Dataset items
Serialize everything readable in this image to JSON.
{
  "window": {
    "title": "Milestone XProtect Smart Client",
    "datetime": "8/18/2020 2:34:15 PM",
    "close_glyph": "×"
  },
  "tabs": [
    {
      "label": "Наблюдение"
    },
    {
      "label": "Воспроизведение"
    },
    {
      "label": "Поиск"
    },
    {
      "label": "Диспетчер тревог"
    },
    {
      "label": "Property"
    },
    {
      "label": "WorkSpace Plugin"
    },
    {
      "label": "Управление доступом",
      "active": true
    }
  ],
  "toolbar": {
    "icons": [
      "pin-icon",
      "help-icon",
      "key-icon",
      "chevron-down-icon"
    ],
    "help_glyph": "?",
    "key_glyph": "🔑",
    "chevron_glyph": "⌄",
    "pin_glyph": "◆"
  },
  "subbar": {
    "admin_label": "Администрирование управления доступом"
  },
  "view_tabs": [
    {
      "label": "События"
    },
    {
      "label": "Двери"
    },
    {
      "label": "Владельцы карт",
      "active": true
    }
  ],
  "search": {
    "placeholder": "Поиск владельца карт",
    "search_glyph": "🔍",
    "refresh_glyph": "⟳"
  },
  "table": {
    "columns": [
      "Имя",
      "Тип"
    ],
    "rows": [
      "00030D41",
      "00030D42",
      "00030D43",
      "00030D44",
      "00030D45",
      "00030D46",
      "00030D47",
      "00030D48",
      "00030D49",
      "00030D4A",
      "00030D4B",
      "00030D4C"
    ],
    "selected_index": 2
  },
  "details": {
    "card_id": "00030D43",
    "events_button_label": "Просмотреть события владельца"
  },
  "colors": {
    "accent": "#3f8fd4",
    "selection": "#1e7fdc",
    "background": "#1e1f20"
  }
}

→ **AIM OF THE TASK**:
What is needed here is an exact reproduction of all the entries.

→ **WRITTEN REPLY**:
Serialize everything readable in this image to JSON.
{
  "window": {
    "title": "Milestone XProtect Smart Client",
    "datetime": "8/18/2020 2:34:15 PM",
    "close_glyph": "×"
  },
  "tabs": [
    {
      "label": "Наблюдение"
    },
    {
      "label": "Воспроизведение"
    },
    {
      "label": "Поиск"
    },
    {
      "label": "Диспетчер тревог"
    },
    {
      "label": "Property"
    },
    {
      "label": "WorkSpace Plugin"
    },
    {
      "label": "Управление доступом",
      "active": true
    }
  ],
  "toolbar": {
    "icons": [
      "pin-icon",
      "help-icon",
      "key-icon",
      "chevron-down-icon"
    ],
    "help_glyph": "?",
    "key_glyph": "🔑",
    "chevron_glyph": "⌄",
    "pin_glyph": "◆"
  },
  "subbar": {
    "admin_label": "Администрирование управления доступом"
  },
  "view_tabs": [
    {
      "label": "События"
    },
    {
      "label": "Двери"
    },
    {
      "label": "Владельцы карт",
      "active": true
    }
  ],
  "search": {
    "placeholder": "Поиск владельца карт",
    "search_glyph": "🔍",
    "refresh_glyph": "⟳"
  },
  "table": {
    "columns": [
      "Имя",
      "Тип"
    ],
    "rows": [
      "00030D41",
      "00030D42",
      "00030D43",
      "00030D44",
      "00030D45",
      "00030D46",
      "00030D47",
      "00030D48",
      "00030D49",
      "00030D4A",
      "00030D4B",
      "00030D4C"
    ],
    "selected_index": 2
  },
  "details": {
    "card_id": "00030D43",
    "events_button_label": "Просмотреть события владельца"
  },
  "colors": {
    "accent": "#3f8fd4",
    "selection": "#1e7fdc",
    "background": "#1e1f20"
  }
}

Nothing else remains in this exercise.